> PROBLEM TO WORK ON
In the listing, rewrite the lines from the one with "- table-cell: 20,57: [568, 665, 615, 685]" through the one with "- table-cell: szt: [367, 356, 400, 376]", swapping "total-brutto" for "gross-total" and leaving everything else unchanged.

> LISTED ENTRIES
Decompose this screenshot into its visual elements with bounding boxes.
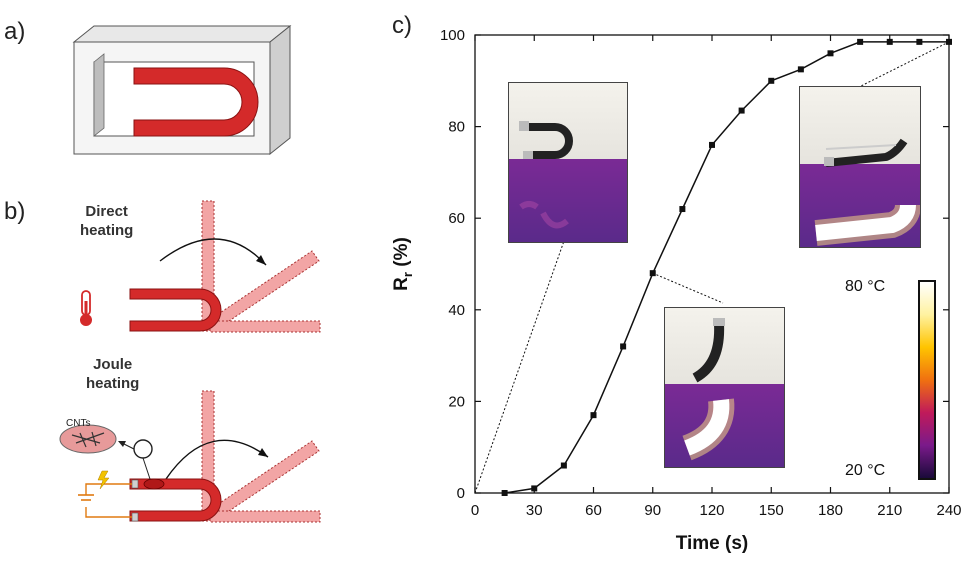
colorbar	[918, 280, 936, 480]
thermal-inset-middle	[664, 307, 785, 468]
guide-line-early	[474, 240, 565, 494]
recovery-chart: 0 30 60 90 120 150 180 210 240 0 20 40 60 80 100 Time (…	[391, 27, 962, 554]
thermometer-icon	[80, 290, 92, 326]
x-tick-label: 210	[877, 502, 902, 519]
data-point	[620, 343, 627, 350]
joule-heating-schematic	[59, 390, 321, 523]
data-point	[768, 77, 775, 84]
data-point	[560, 462, 567, 469]
data-point	[590, 412, 597, 419]
data-point	[797, 66, 804, 73]
data-point	[738, 107, 745, 114]
ghost-diagonal	[207, 250, 320, 332]
direct-line1: Direct	[85, 203, 128, 220]
lightning-icon	[97, 470, 110, 490]
colorbar-min-label: 20 °C	[845, 462, 886, 479]
y-tick-label: 0	[457, 485, 465, 502]
x-tick-label: 120	[699, 502, 724, 519]
y-tick-label: 60	[448, 210, 465, 227]
thermal-inset-late	[799, 86, 921, 248]
frame-schematic	[72, 24, 292, 156]
y-tick-label: 40	[448, 302, 465, 319]
x-tick-label: 240	[936, 502, 961, 519]
series-line	[504, 41, 949, 494]
chart-axes: 0 30 60 90 120 150 180 210 240 0 20 40 60 80 100 Time (…	[391, 27, 962, 554]
panel-a-label: a)	[4, 18, 26, 45]
x-tick-label: 0	[471, 502, 479, 519]
x-tick-label: 60	[585, 502, 602, 519]
data-point	[857, 38, 864, 45]
panel-b-label: b)	[4, 198, 26, 225]
guide-line-middle	[652, 272, 724, 304]
joule-line1: Joule	[93, 356, 133, 373]
panel-c-label: c)	[392, 12, 412, 39]
direct-line2: heating	[80, 222, 134, 239]
cnt-label: CNTs	[66, 418, 91, 429]
guide-line-late	[856, 41, 950, 89]
direct-heating-label: Direct heating	[80, 202, 133, 240]
ghost-horizontal	[209, 320, 321, 333]
data-point	[679, 206, 686, 213]
inset-guide-lines	[474, 41, 950, 494]
magnifier-icon	[133, 439, 153, 459]
data-point	[649, 270, 656, 277]
joule-heating-label: Joule heating	[86, 355, 139, 393]
x-tick-label: 150	[759, 502, 784, 519]
data-point	[531, 485, 538, 492]
x-axis-label: Time (s)	[676, 533, 749, 554]
y-tick-label: 100	[440, 27, 465, 44]
colorbar-max-label: 80 °C	[845, 278, 886, 295]
actuator-u-direct	[129, 288, 222, 332]
thermal-inset-early	[508, 82, 628, 243]
data-point	[886, 38, 893, 45]
data-point	[827, 50, 834, 57]
x-tick-label: 180	[818, 502, 843, 519]
x-tick-label: 90	[644, 502, 661, 519]
data-point	[916, 38, 923, 45]
y-tick-label: 20	[448, 393, 465, 410]
data-point	[946, 38, 952, 45]
x-tick-label: 30	[526, 502, 543, 519]
y-tick-label: 80	[448, 119, 465, 136]
direct-heating-schematic	[80, 200, 321, 333]
data-point	[501, 490, 508, 496]
joule-line2: heating	[86, 375, 140, 392]
chart-series	[501, 38, 952, 496]
y-axis-label: Rr (%)	[391, 237, 415, 291]
actuator-u-joule	[129, 478, 222, 522]
data-point	[709, 141, 715, 148]
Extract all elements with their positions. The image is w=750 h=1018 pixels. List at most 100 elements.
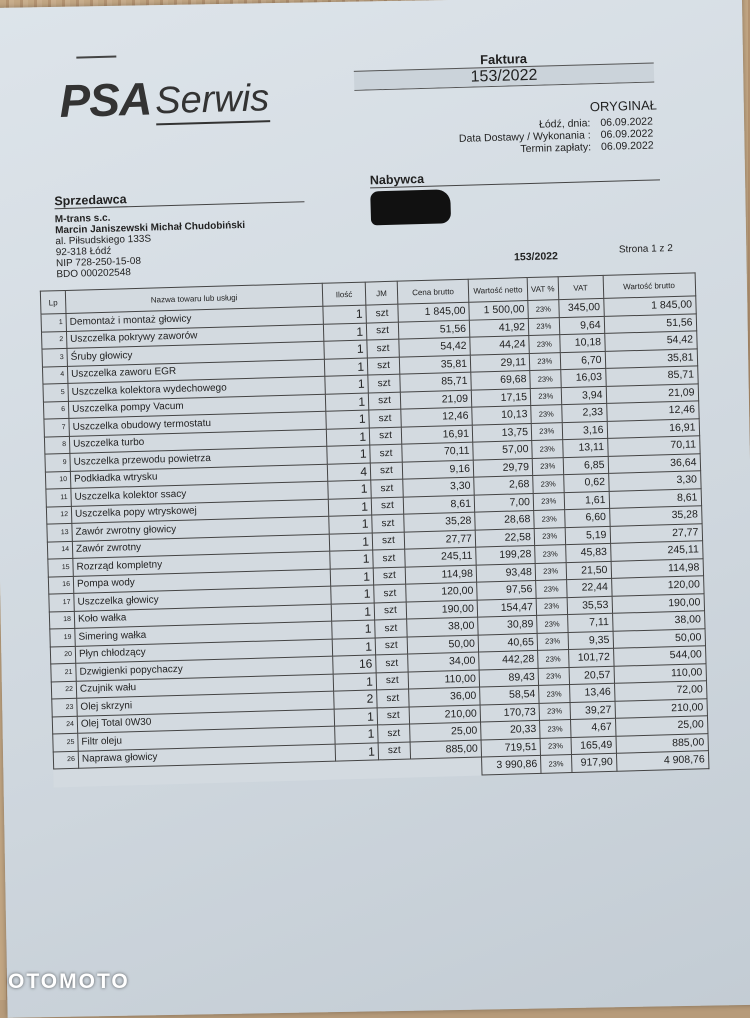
- table-cell: 20,57: [568, 665, 615, 685]
- total-brutto: 4 908,76: [616, 750, 709, 771]
- table-cell: 7,11: [567, 613, 613, 633]
- table-cell: szt: [376, 671, 409, 690]
- table-cell: 1: [331, 619, 376, 639]
- table-cell: 19: [49, 628, 76, 647]
- table-cell: 1: [332, 637, 376, 657]
- table-cell: 23%: [529, 352, 561, 371]
- table-cell: 35,81: [399, 354, 471, 375]
- table-cell: 210,00: [409, 704, 481, 725]
- table-cell: 85,71: [399, 372, 472, 392]
- table-cell: szt: [367, 356, 400, 376]
- table-cell: 1: [333, 672, 377, 692]
- table-cell: 34,00: [407, 652, 480, 672]
- table-cell: 719,51: [481, 737, 541, 758]
- table-cell: 1: [334, 724, 379, 744]
- table-cell: szt: [371, 496, 404, 516]
- logo-sub: Serwis: [155, 77, 270, 126]
- table-cell: 23%: [527, 299, 559, 319]
- table-cell: szt: [368, 391, 401, 411]
- table-cell: 6,70: [559, 350, 606, 370]
- table-cell: 1: [323, 322, 367, 342]
- column-header: VAT %: [527, 276, 559, 301]
- table-cell: 23%: [539, 719, 571, 738]
- column-header: Wartość brutto: [602, 272, 696, 299]
- table-cell: 16,03: [560, 368, 606, 388]
- table-cell: 1: [324, 375, 369, 394]
- table-cell: 2: [41, 330, 67, 350]
- table-cell: szt: [374, 619, 408, 638]
- table-cell: szt: [372, 531, 405, 550]
- table-cell: 1 845,00: [397, 302, 470, 322]
- table-cell: 51,56: [398, 319, 470, 340]
- table-cell: 7: [43, 418, 70, 437]
- column-header: Cena brutto: [397, 279, 469, 305]
- table-cell: 4,67: [570, 718, 616, 738]
- table-cell: 23%: [531, 422, 563, 441]
- table-cell: 1: [328, 515, 373, 534]
- column-header: VAT: [557, 275, 604, 300]
- table-cell: szt: [377, 724, 411, 743]
- table-cell: 23%: [530, 404, 562, 424]
- table-cell: 23%: [538, 684, 570, 703]
- table-cell: 17: [48, 593, 75, 612]
- table-cell: 245,11: [404, 547, 477, 567]
- table-cell: 89,43: [479, 667, 539, 688]
- table-cell: 6: [43, 400, 69, 420]
- table-cell: 20: [50, 645, 76, 665]
- table-cell: 6,60: [564, 508, 610, 528]
- table-cell: 23%: [535, 579, 567, 598]
- redacted-buyer: [370, 189, 452, 226]
- table-cell: 23%: [532, 474, 564, 493]
- table-cell: 22,44: [566, 578, 612, 598]
- table-cell: 30,89: [477, 615, 538, 635]
- total-netto: 3 990,86: [481, 755, 541, 775]
- logo-brand: PSA: [58, 72, 152, 128]
- table-cell: 6,85: [562, 455, 609, 475]
- table-cell: 23%: [530, 387, 562, 406]
- table-cell: 1: [334, 707, 378, 727]
- invoice-title-box: Faktura 153/2022: [353, 47, 655, 91]
- table-cell: 23%: [536, 597, 568, 616]
- table-cell: 1: [322, 305, 367, 324]
- table-cell: 11: [45, 488, 72, 507]
- table-cell: 1: [328, 497, 372, 517]
- table-cell: 101,72: [568, 648, 614, 668]
- table-cell: szt: [368, 409, 402, 428]
- table-cell: 114,98: [405, 564, 477, 585]
- table-cell: 13,11: [562, 438, 608, 458]
- table-cell: 1: [330, 584, 375, 604]
- table-cell: 97,56: [476, 580, 537, 600]
- table-cell: 0,62: [563, 473, 609, 493]
- table-cell: 20,33: [480, 720, 541, 740]
- table-cell: 2,33: [561, 403, 607, 423]
- table-cell: 29,11: [470, 353, 530, 373]
- table-cell: 93,48: [476, 562, 536, 583]
- table-cell: 38,00: [406, 617, 479, 637]
- table-cell: 4: [42, 365, 68, 385]
- table-cell: 13,46: [569, 683, 615, 703]
- table-cell: 5: [42, 383, 69, 402]
- table-cell: 1: [326, 445, 371, 464]
- items-table: Lp Nazwa towaru lub usługi Ilość JM Cena bru…: [39, 272, 710, 787]
- table-cell: 3,16: [561, 420, 608, 440]
- table-cell: 885,00: [410, 739, 482, 760]
- table-cell: szt: [373, 584, 407, 603]
- table-cell: 45,83: [565, 543, 611, 563]
- table-cell: 24: [52, 715, 78, 734]
- table-cell: 12,46: [400, 407, 473, 427]
- column-header: Ilość: [322, 282, 366, 307]
- date-value: 06.09.2022: [600, 139, 654, 153]
- table-cell: szt: [375, 654, 409, 673]
- table-cell: szt: [378, 741, 411, 760]
- table-cell: 442,28: [478, 650, 539, 670]
- divider: [76, 55, 117, 59]
- table-cell: 110,00: [408, 669, 480, 690]
- table-cell: 23%: [534, 527, 566, 546]
- table-cell: 120,00: [405, 582, 478, 602]
- table-cell: 190,00: [406, 599, 478, 620]
- table-cell: 10: [45, 470, 71, 490]
- table-cell: 70,11: [401, 442, 474, 462]
- table-cell: 25,00: [409, 722, 482, 742]
- table-cell: 26: [53, 750, 79, 769]
- table-cell: 44,24: [469, 335, 530, 355]
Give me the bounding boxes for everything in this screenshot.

> ANSWER
- table-cell: 20,57: [568, 665, 615, 685]
- gross-total: 4 908,76: [616, 750, 709, 771]
- table-cell: 7,11: [567, 613, 613, 633]
- table-cell: szt: [376, 671, 409, 690]
- table-cell: 1: [331, 619, 376, 639]
- table-cell: 19: [49, 628, 76, 647]
- table-cell: 1: [332, 637, 376, 657]
- table-cell: 23%: [529, 352, 561, 371]
- table-cell: 35,81: [399, 354, 471, 375]
- table-cell: 210,00: [409, 704, 481, 725]
- table-cell: 85,71: [399, 372, 472, 392]
- table-cell: szt: [367, 356, 400, 376]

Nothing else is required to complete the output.